Supplied information -
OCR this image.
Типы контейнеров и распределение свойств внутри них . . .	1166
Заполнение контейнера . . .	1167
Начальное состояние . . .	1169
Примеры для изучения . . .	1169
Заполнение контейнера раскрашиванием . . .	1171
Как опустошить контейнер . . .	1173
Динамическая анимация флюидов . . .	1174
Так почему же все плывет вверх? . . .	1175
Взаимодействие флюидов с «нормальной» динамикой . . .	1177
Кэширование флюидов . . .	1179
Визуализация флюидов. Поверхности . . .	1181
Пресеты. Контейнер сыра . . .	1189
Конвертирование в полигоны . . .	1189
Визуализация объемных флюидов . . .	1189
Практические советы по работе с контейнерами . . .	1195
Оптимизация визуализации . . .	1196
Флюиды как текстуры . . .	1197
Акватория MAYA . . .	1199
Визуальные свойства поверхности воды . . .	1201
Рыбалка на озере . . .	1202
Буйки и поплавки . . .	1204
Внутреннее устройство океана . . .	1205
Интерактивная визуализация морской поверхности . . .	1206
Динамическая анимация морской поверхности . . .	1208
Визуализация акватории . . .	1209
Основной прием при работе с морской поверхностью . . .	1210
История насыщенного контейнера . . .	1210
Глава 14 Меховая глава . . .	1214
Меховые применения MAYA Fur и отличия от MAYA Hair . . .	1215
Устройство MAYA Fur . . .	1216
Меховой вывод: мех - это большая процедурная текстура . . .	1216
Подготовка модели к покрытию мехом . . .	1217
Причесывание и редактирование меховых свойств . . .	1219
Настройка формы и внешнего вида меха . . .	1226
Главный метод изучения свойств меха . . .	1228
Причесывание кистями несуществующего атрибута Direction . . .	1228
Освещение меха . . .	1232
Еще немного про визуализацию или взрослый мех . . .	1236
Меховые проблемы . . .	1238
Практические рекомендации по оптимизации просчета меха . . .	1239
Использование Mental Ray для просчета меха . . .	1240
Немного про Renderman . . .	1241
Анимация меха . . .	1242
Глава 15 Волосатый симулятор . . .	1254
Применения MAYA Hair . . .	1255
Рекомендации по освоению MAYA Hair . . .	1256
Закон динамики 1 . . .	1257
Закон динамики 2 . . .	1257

Exercise objective -
Copy all data exactly, start to finish.

Finished answer -
OCR this image.
Типы контейнеров и распределение свойств внутри них . . .	1166
Заполнение контейнера . . .	1167
Начальное состояние . . .	1169
Примеры для изучения . . .	1169
Заполнение контейнера раскрашиванием . . .	1171
Как опустошить контейнер . . .	1173
Динамическая анимация флюидов . . .	1174
Так почему же все плывет вверх? . . .	1175
Взаимодействие флюидов с «нормальной» динамикой . . .	1177
Кэширование флюидов . . .	1179
Визуализация флюидов. Поверхности . . .	1181
Пресеты. Контейнер сыра . . .	1189
Конвертирование в полигоны . . .	1189
Визуализация объемных флюидов . . .	1189
Практические советы по работе с контейнерами . . .	1195
Оптимизация визуализации . . .	1196
Флюиды как текстуры . . .	1197
Акватория MAYA . . .	1199
Визуальные свойства поверхности воды . . .	1201
Рыбалка на озере . . .	1202
Буйки и поплавки . . .	1204
Внутреннее устройство океана . . .	1205
Интерактивная визуализация морской поверхности . . .	1206
Динамическая анимация морской поверхности . . .	1208
Визуализация акватории . . .	1209
Основной прием при работе с морской поверхностью . . .	1210
История насыщенного контейнера . . .	1210
Глава 14 Меховая глава . . .	1214
Меховые применения MAYA Fur и отличия от MAYA Hair . . .	1215
Устройство MAYA Fur . . .	1216
Меховой вывод: мех - это большая процедурная текстура . . .	1216
Подготовка модели к покрытию мехом . . .	1217
Причесывание и редактирование меховых свойств . . .	1219
Настройка формы и внешнего вида меха . . .	1226
Главный метод изучения свойств меха . . .	1228
Причесывание кистями несуществующего атрибута Direction . . .	1228
Освещение меха . . .	1232
Еще немного про визуализацию или взрослый мех . . .	1236
Меховые проблемы . . .	1238
Практические рекомендации по оптимизации просчета меха . . .	1239
Использование Mental Ray для просчета меха . . .	1240
Немного про Renderman . . .	1241
Анимация меха . . .	1242
Глава 15 Волосатый симулятор . . .	1254
Применения MAYA Hair . . .	1255
Рекомендации по освоению MAYA Hair . . .	1256
Закон динамики 1 . . .	1257
Закон динамики 2 . . .	1257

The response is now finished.